• _PROBLEM DESCRIPTION_
Repeat the data below exactly, dropping any pictures it holds.

(Dataset records on visual material)

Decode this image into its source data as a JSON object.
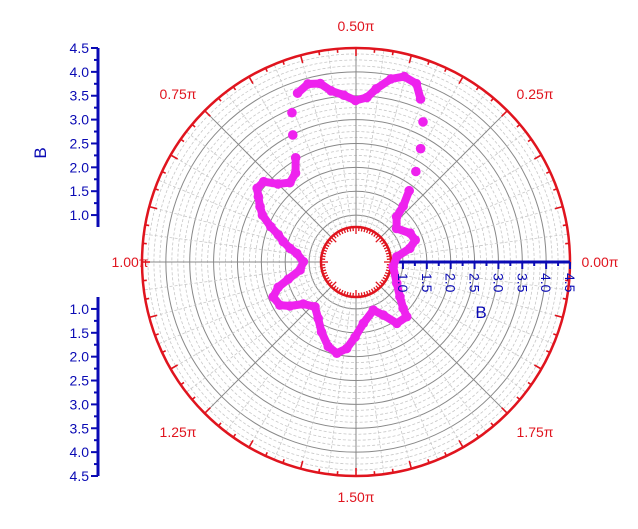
{
  "chart_data": {
    "type": "scatter",
    "polar": true,
    "theta_unit": "pi",
    "r_range": [
      0.75,
      4.5
    ],
    "theta_range": [
      0,
      2
    ],
    "grid": true,
    "radial_axis_title": "B",
    "radial_tick_labels": [
      "1.0",
      "1.5",
      "2.0",
      "2.5",
      "3.0",
      "3.5",
      "4.0",
      "4.5"
    ],
    "radial_ticks": [
      1.0,
      1.5,
      2.0,
      2.5,
      3.0,
      3.5,
      4.0,
      4.5
    ],
    "angular_ticks": [
      0,
      0.25,
      0.5,
      0.75,
      1.0,
      1.25,
      1.5,
      1.75
    ],
    "angular_tick_labels": [
      "0.00π",
      "0.25π",
      "0.50π",
      "0.75π",
      "1.00π",
      "1.25π",
      "1.50π",
      "1.75π"
    ],
    "colors": {
      "series": "#ee22ee",
      "angular_axis": "#e0141e",
      "radial_axis": "#0a0ab4",
      "grid": "#888888"
    },
    "series": [
      {
        "theta": [
          0.041,
          0.079,
          0.113,
          0.156,
          0.22,
          0.267,
          0.277,
          0.296,
          0.314,
          0.335,
          0.358,
          0.38,
          0.396,
          0.419,
          0.44,
          0.463,
          0.479,
          0.501,
          0.523,
          0.546,
          0.563,
          0.584,
          0.606,
          0.629,
          0.647,
          0.667,
          0.69,
          0.721,
          0.75,
          0.772,
          0.796,
          0.812,
          0.833,
          0.852,
          0.875,
          0.893,
          0.913,
          0.935,
          0.954,
          0.998,
          1.045,
          1.079,
          1.1,
          1.127,
          1.164,
          1.187,
          1.214,
          1.264,
          1.312,
          1.354,
          1.399,
          1.434,
          1.466,
          1.496,
          1.538,
          1.61,
          1.652,
          1.687,
          1.738,
          1.753,
          1.787,
          1.847,
          1.961
        ],
        "r": [
          0.88,
          1.18,
          1.34,
          1.3,
          1.12,
          1.29,
          1.55,
          1.88,
          2.29,
          2.75,
          3.27,
          3.69,
          3.96,
          4.03,
          3.92,
          3.67,
          3.47,
          3.4,
          3.52,
          3.64,
          3.83,
          3.88,
          3.76,
          3.42,
          2.99,
          2.54,
          2.27,
          2.18,
          2.33,
          2.58,
          2.6,
          2.48,
          2.34,
          2.21,
          1.95,
          1.74,
          1.6,
          1.43,
          1.27,
          1.12,
          1.2,
          1.48,
          1.73,
          1.9,
          1.85,
          1.68,
          1.43,
          1.29,
          1.44,
          1.65,
          1.88,
          1.97,
          1.84,
          1.59,
          1.31,
          1.09,
          1.27,
          1.56,
          1.58,
          1.4,
          1.19,
          0.98,
          0.8
        ]
      }
    ]
  }
}
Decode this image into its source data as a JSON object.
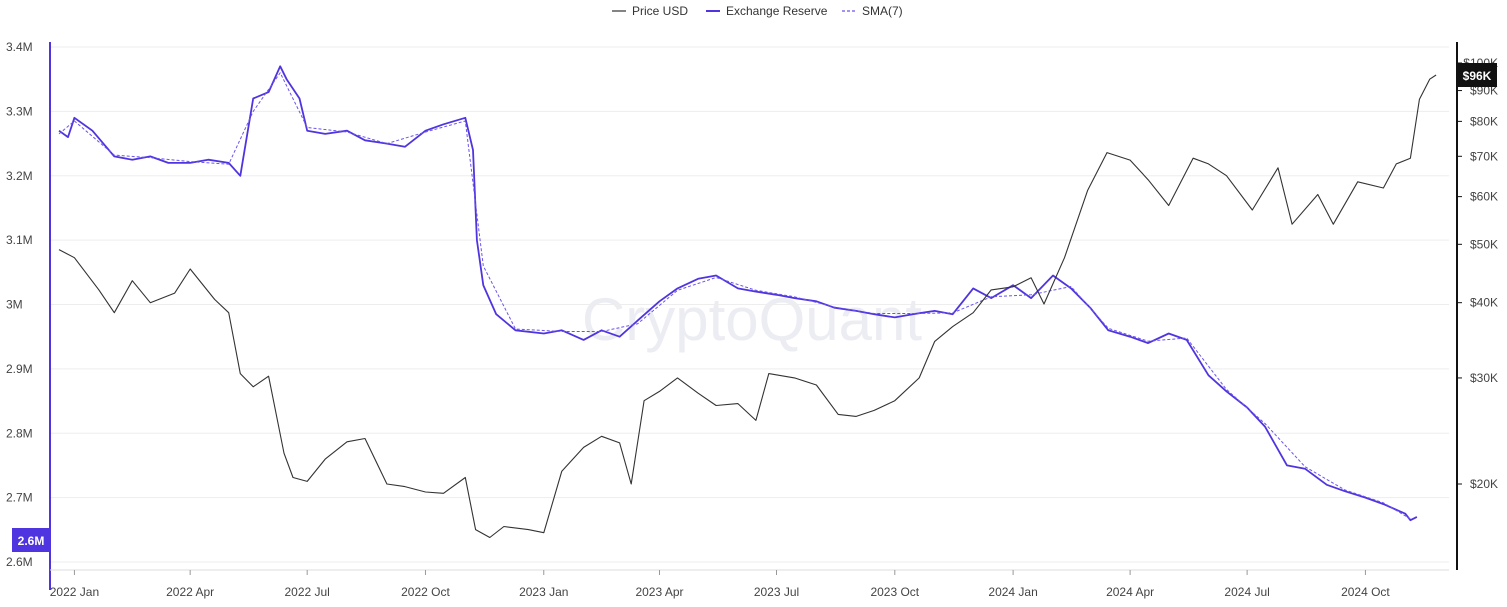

• _THE COMPLETED TASK_
Decode this image into its source data as a JSON object.
{
  "chart_data": {
    "type": "scatter",
    "polar": true,
    "theta_unit": "pi",
    "r_range": [
      0.75,
      4.5
    ],
    "theta_range": [
      0,
      2
    ],
    "grid": true,
    "radial_axis_title": "B",
    "radial_tick_labels": [
      "1.0",
      "1.5",
      "2.0",
      "2.5",
      "3.0",
      "3.5",
      "4.0",
      "4.5"
    ],
    "radial_ticks": [
      1.0,
      1.5,
      2.0,
      2.5,
      3.0,
      3.5,
      4.0,
      4.5
    ],
    "angular_ticks": [
      0,
      0.25,
      0.5,
      0.75,
      1.0,
      1.25,
      1.5,
      1.75
    ],
    "angular_tick_labels": [
      "0.00π",
      "0.25π",
      "0.50π",
      "0.75π",
      "1.00π",
      "1.25π",
      "1.50π",
      "1.75π"
    ],
    "colors": {
      "series": "#ee22ee",
      "angular_axis": "#e0141e",
      "radial_axis": "#0a0ab4",
      "grid": "#888888"
    },
    "series": [
      {
        "theta": [
          0.041,
          0.079,
          0.113,
          0.156,
          0.22,
          0.267,
          0.277,
          0.296,
          0.314,
          0.335,
          0.358,
          0.38,
          0.396,
          0.419,
          0.44,
          0.463,
          0.479,
          0.501,
          0.523,
          0.546,
          0.563,
          0.584,
          0.606,
          0.629,
          0.647,
          0.667,
          0.69,
          0.721,
          0.75,
          0.772,
          0.796,
          0.812,
          0.833,
          0.852,
          0.875,
          0.893,
          0.913,
          0.935,
          0.954,
          0.998,
          1.045,
          1.079,
          1.1,
          1.127,
          1.164,
          1.187,
          1.214,
          1.264,
          1.312,
          1.354,
          1.399,
          1.434,
          1.466,
          1.496,
          1.538,
          1.61,
          1.652,
          1.687,
          1.738,
          1.753,
          1.787,
          1.847,
          1.961
        ],
        "r": [
          0.88,
          1.18,
          1.34,
          1.3,
          1.12,
          1.29,
          1.55,
          1.88,
          2.29,
          2.75,
          3.27,
          3.69,
          3.96,
          4.03,
          3.92,
          3.67,
          3.47,
          3.4,
          3.52,
          3.64,
          3.83,
          3.88,
          3.76,
          3.42,
          2.99,
          2.54,
          2.27,
          2.18,
          2.33,
          2.58,
          2.6,
          2.48,
          2.34,
          2.21,
          1.95,
          1.74,
          1.6,
          1.43,
          1.27,
          1.12,
          1.2,
          1.48,
          1.73,
          1.9,
          1.85,
          1.68,
          1.43,
          1.29,
          1.44,
          1.65,
          1.88,
          1.97,
          1.84,
          1.59,
          1.31,
          1.09,
          1.27,
          1.56,
          1.58,
          1.4,
          1.19,
          0.98,
          0.8
        ]
      }
    ]
  }
}
Decode this image into its source data as a JSON object.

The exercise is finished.